### Goal
From the entries that follow, list every line in which the string "ผลการส" appears.

Collected data entries
((

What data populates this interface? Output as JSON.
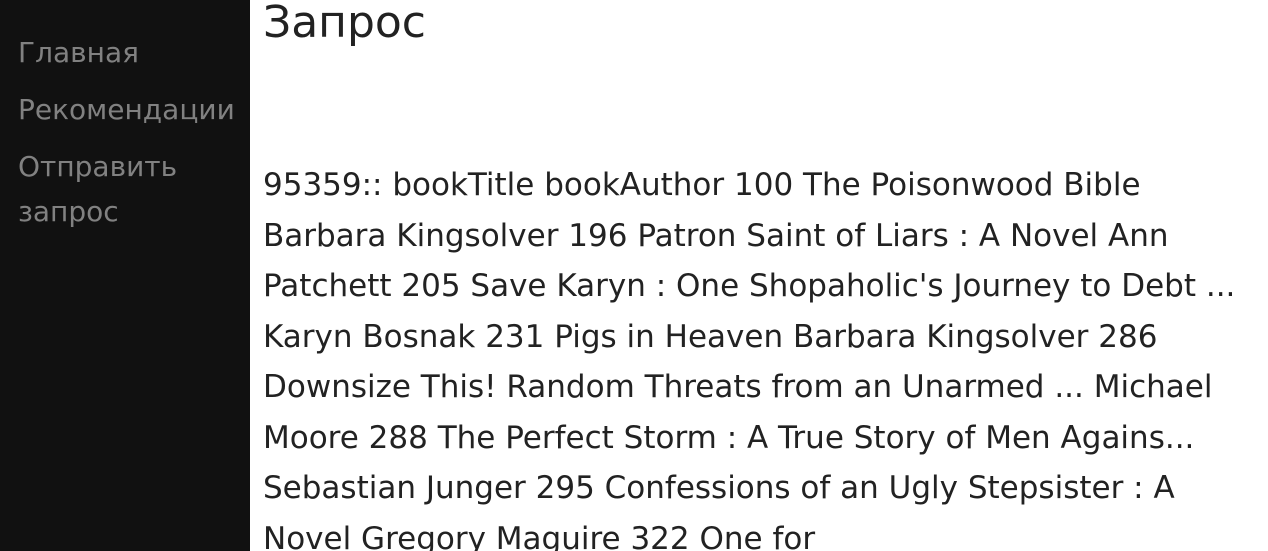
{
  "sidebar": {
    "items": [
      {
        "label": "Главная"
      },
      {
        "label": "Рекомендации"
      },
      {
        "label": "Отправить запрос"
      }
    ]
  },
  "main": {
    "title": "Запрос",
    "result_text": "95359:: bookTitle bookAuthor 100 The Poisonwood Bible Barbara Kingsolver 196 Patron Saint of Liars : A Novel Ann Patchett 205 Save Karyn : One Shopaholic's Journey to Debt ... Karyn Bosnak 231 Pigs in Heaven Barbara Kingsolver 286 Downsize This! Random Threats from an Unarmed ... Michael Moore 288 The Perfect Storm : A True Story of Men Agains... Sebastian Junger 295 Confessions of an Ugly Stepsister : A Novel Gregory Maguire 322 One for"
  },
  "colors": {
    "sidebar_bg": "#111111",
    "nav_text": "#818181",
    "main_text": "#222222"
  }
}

))
((

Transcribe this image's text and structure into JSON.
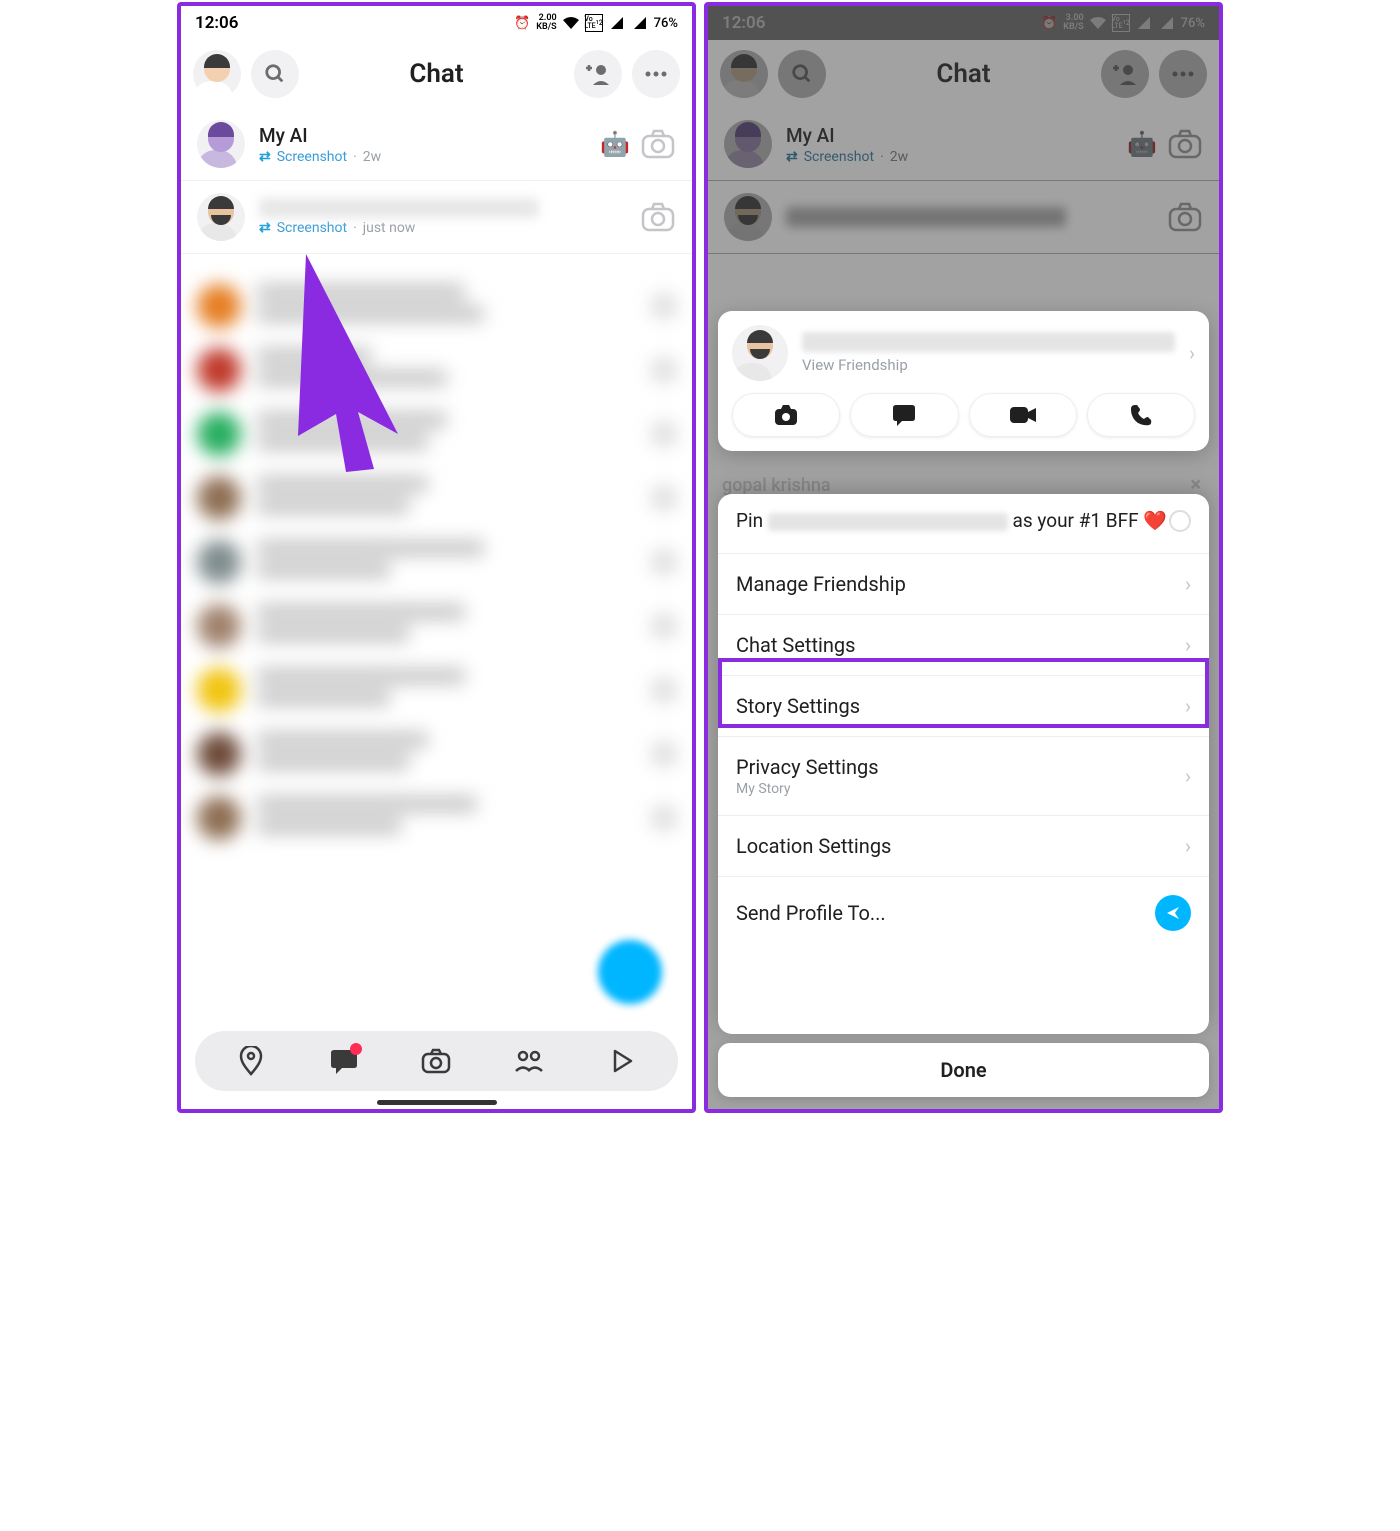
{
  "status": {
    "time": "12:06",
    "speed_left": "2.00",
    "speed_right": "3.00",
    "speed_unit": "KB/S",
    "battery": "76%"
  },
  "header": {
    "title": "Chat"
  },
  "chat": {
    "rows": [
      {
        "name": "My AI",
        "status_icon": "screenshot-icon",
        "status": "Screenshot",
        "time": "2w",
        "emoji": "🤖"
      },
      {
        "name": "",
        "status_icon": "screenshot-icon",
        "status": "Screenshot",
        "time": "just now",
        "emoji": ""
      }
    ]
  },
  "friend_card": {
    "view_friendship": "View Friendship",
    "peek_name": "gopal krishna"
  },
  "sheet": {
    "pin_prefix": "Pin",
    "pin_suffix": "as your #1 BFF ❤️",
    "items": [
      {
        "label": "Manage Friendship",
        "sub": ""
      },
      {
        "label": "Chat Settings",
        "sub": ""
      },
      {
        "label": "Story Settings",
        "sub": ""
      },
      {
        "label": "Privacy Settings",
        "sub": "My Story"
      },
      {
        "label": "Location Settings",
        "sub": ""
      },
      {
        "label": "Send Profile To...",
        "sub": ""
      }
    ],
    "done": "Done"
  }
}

))
((

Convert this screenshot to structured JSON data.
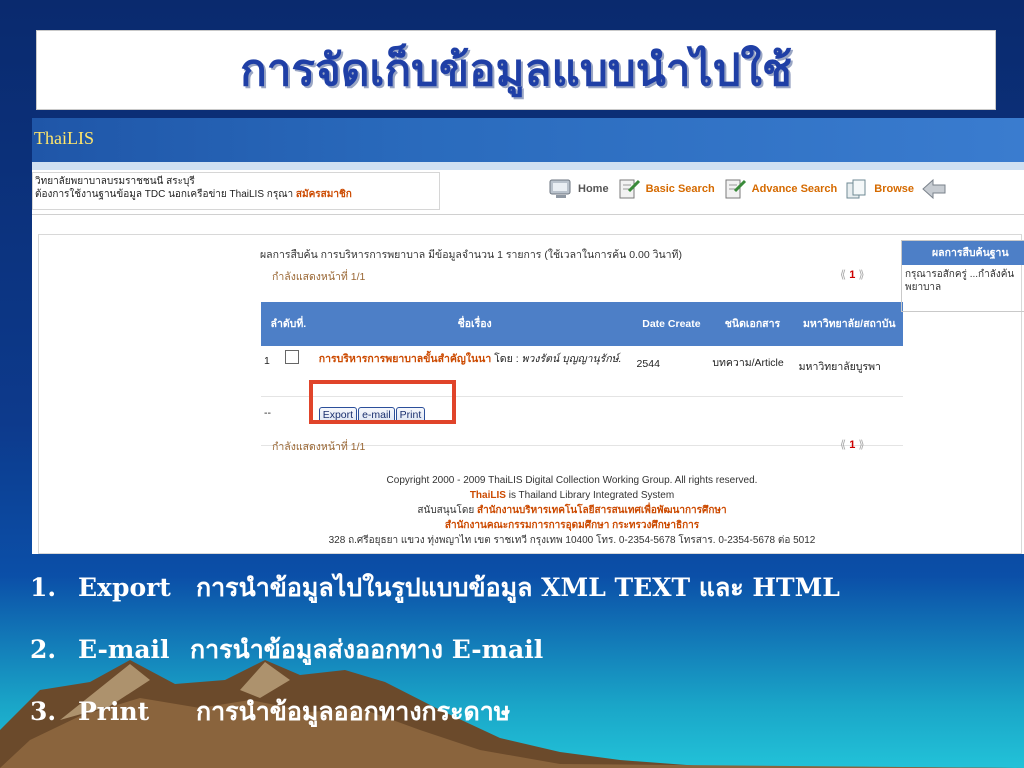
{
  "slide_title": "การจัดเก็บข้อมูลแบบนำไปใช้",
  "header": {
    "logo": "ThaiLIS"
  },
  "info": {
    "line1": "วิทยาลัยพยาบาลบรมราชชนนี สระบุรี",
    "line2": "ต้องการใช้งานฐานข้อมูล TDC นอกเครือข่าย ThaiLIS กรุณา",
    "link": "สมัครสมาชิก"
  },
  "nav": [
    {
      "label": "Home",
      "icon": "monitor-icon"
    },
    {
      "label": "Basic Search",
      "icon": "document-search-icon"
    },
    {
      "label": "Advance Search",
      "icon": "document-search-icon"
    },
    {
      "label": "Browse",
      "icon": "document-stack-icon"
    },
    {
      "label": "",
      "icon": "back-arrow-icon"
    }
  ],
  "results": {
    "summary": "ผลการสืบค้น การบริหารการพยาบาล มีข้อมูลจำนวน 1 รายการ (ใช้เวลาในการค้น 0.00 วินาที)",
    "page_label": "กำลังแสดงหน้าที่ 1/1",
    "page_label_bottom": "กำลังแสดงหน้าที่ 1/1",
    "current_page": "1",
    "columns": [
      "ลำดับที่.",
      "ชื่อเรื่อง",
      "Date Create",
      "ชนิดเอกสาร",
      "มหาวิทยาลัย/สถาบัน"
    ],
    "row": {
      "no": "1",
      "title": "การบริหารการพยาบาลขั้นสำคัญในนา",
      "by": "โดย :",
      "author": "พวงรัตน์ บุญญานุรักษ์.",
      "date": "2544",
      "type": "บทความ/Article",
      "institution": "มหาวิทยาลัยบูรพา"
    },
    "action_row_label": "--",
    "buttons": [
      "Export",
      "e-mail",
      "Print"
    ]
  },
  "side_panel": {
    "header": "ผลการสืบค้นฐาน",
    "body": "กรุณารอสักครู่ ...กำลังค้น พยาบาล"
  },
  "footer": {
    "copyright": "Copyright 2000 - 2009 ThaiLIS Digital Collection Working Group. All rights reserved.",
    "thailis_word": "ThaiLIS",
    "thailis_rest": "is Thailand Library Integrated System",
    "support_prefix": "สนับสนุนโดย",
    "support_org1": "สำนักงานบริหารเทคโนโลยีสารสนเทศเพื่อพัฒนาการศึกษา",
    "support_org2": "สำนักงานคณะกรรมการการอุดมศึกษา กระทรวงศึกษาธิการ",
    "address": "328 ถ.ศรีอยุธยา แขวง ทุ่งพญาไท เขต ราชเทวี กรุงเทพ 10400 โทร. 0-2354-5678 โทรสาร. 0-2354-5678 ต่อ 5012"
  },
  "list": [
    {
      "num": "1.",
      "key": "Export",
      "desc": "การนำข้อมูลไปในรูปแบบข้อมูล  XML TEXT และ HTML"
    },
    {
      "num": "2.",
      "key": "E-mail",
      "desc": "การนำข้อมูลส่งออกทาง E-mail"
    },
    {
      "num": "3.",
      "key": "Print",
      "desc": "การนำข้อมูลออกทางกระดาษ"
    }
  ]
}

))

### Response to this task
    "summary": "ผลการสืบค้น การบริหารการพยาบาล มีข้อมูลจำนวน 1 รายการ (ใช้เวลาในการค้น 0.00 วินาที)",
    "header": "ผลการสืบค้นฐาน",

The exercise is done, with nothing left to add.